** What is required **
Each record must be reproduced exactly as it is shown.

** Input for this task **
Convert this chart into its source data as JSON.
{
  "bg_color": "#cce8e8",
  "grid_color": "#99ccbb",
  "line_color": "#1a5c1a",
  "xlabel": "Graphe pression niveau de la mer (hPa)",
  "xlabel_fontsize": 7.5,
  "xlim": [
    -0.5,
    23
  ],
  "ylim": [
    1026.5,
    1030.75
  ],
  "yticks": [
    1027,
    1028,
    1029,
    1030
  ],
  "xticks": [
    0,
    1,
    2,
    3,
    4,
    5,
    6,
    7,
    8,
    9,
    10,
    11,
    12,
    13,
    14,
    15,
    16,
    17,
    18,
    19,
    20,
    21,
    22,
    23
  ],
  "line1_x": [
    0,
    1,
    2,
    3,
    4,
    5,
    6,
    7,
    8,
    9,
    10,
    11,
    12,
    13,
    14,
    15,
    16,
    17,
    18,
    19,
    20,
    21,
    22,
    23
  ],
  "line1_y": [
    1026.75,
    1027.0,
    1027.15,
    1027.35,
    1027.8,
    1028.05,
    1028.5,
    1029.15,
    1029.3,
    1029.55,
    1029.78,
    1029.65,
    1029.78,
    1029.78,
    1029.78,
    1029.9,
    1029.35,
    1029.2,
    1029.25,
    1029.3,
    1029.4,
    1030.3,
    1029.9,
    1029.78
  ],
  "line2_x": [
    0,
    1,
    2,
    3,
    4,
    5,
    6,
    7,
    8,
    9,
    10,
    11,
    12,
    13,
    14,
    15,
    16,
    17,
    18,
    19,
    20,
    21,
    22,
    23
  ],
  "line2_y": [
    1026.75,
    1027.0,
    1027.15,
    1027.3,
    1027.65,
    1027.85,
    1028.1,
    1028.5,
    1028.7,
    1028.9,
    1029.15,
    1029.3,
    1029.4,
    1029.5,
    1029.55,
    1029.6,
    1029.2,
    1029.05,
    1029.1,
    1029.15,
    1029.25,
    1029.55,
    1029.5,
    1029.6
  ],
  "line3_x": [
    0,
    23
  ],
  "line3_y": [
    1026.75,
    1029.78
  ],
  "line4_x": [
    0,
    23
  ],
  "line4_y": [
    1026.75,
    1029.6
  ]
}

** Completed exercise **
Convert this chart into its source data as JSON.
{
  "bg_color": "#cce8e8",
  "grid_color": "#99ccbb",
  "line_color": "#1a5c1a",
  "xlabel": "Graphe pression niveau de la mer (hPa)",
  "xlabel_fontsize": 7.5,
  "xlim": [
    -0.5,
    23
  ],
  "ylim": [
    1026.5,
    1030.75
  ],
  "yticks": [
    1027,
    1028,
    1029,
    1030
  ],
  "xticks": [
    0,
    1,
    2,
    3,
    4,
    5,
    6,
    7,
    8,
    9,
    10,
    11,
    12,
    13,
    14,
    15,
    16,
    17,
    18,
    19,
    20,
    21,
    22,
    23
  ],
  "line1_x": [
    0,
    1,
    2,
    3,
    4,
    5,
    6,
    7,
    8,
    9,
    10,
    11,
    12,
    13,
    14,
    15,
    16,
    17,
    18,
    19,
    20,
    21,
    22,
    23
  ],
  "line1_y": [
    1026.75,
    1027.0,
    1027.15,
    1027.35,
    1027.8,
    1028.05,
    1028.5,
    1029.15,
    1029.3,
    1029.55,
    1029.78,
    1029.65,
    1029.78,
    1029.78,
    1029.78,
    1029.9,
    1029.35,
    1029.2,
    1029.25,
    1029.3,
    1029.4,
    1030.3,
    1029.9,
    1029.78
  ],
  "line2_x": [
    0,
    1,
    2,
    3,
    4,
    5,
    6,
    7,
    8,
    9,
    10,
    11,
    12,
    13,
    14,
    15,
    16,
    17,
    18,
    19,
    20,
    21,
    22,
    23
  ],
  "line2_y": [
    1026.75,
    1027.0,
    1027.15,
    1027.3,
    1027.65,
    1027.85,
    1028.1,
    1028.5,
    1028.7,
    1028.9,
    1029.15,
    1029.3,
    1029.4,
    1029.5,
    1029.55,
    1029.6,
    1029.2,
    1029.05,
    1029.1,
    1029.15,
    1029.25,
    1029.55,
    1029.5,
    1029.6
  ],
  "line3_x": [
    0,
    23
  ],
  "line3_y": [
    1026.75,
    1029.78
  ],
  "line4_x": [
    0,
    23
  ],
  "line4_y": [
    1026.75,
    1029.6
  ]
}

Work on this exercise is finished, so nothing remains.